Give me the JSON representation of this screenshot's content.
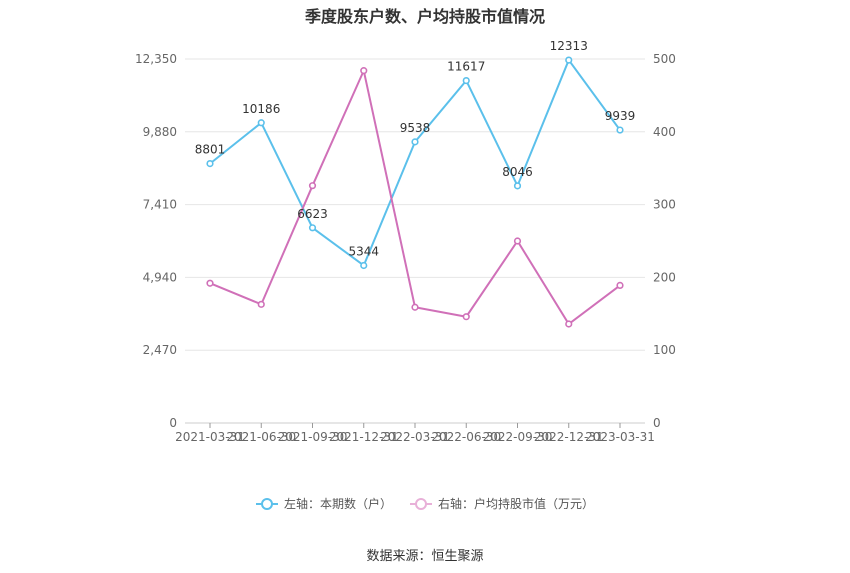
{
  "chart_data": {
    "type": "line",
    "title": "季度股东户数、户均持股市值情况",
    "categories": [
      "2021-03-31",
      "2021-06-30",
      "2021-09-30",
      "2021-12-31",
      "2022-03-31",
      "2022-06-30",
      "2022-09-30",
      "2022-12-31",
      "2023-03-31"
    ],
    "left_axis": {
      "ticks": [
        "0",
        "2,470",
        "4,940",
        "7,410",
        "9,880",
        "12,350"
      ],
      "ylim": [
        0,
        12350
      ]
    },
    "right_axis": {
      "ticks": [
        "0",
        "100",
        "200",
        "300",
        "400",
        "500"
      ],
      "ylim": [
        0,
        500
      ]
    },
    "grid": true,
    "legend_position": "bottom",
    "series": [
      {
        "name": "左轴：本期数（户）",
        "axis": "left",
        "color": "#5bc0eb",
        "values": [
          8801,
          10186,
          6623,
          5344,
          9538,
          11617,
          8046,
          12313,
          9939
        ],
        "labels": [
          "8801",
          "10186",
          "6623",
          "5344",
          "9538",
          "11617",
          "8046",
          "12313",
          "9939"
        ]
      },
      {
        "name": "右轴：户均持股市值（万元）",
        "axis": "right",
        "color": "#d070b8",
        "values": [
          192,
          163,
          326,
          484,
          159,
          146,
          250,
          136,
          189
        ]
      }
    ]
  },
  "source": "数据来源：恒生聚源"
}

_ _ _ _ _

▶ Exercise description
Quote the records in their entirety, keeping the wording exact and excluding pictures.

▶ Answer to this exercise
Give me the JSON representation of this screenshot's content.
{
  "chart_data": {
    "type": "line",
    "title": "季度股东户数、户均持股市值情况",
    "categories": [
      "2021-03-31",
      "2021-06-30",
      "2021-09-30",
      "2021-12-31",
      "2022-03-31",
      "2022-06-30",
      "2022-09-30",
      "2022-12-31",
      "2023-03-31"
    ],
    "left_axis": {
      "ticks": [
        "0",
        "2,470",
        "4,940",
        "7,410",
        "9,880",
        "12,350"
      ],
      "ylim": [
        0,
        12350
      ]
    },
    "right_axis": {
      "ticks": [
        "0",
        "100",
        "200",
        "300",
        "400",
        "500"
      ],
      "ylim": [
        0,
        500
      ]
    },
    "grid": true,
    "legend_position": "bottom",
    "series": [
      {
        "name": "左轴：本期数（户）",
        "axis": "left",
        "color": "#5bc0eb",
        "values": [
          8801,
          10186,
          6623,
          5344,
          9538,
          11617,
          8046,
          12313,
          9939
        ],
        "labels": [
          "8801",
          "10186",
          "6623",
          "5344",
          "9538",
          "11617",
          "8046",
          "12313",
          "9939"
        ]
      },
      {
        "name": "右轴：户均持股市值（万元）",
        "axis": "right",
        "color": "#d070b8",
        "values": [
          192,
          163,
          326,
          484,
          159,
          146,
          250,
          136,
          189
        ]
      }
    ]
  },
  "source": "数据来源：恒生聚源"
}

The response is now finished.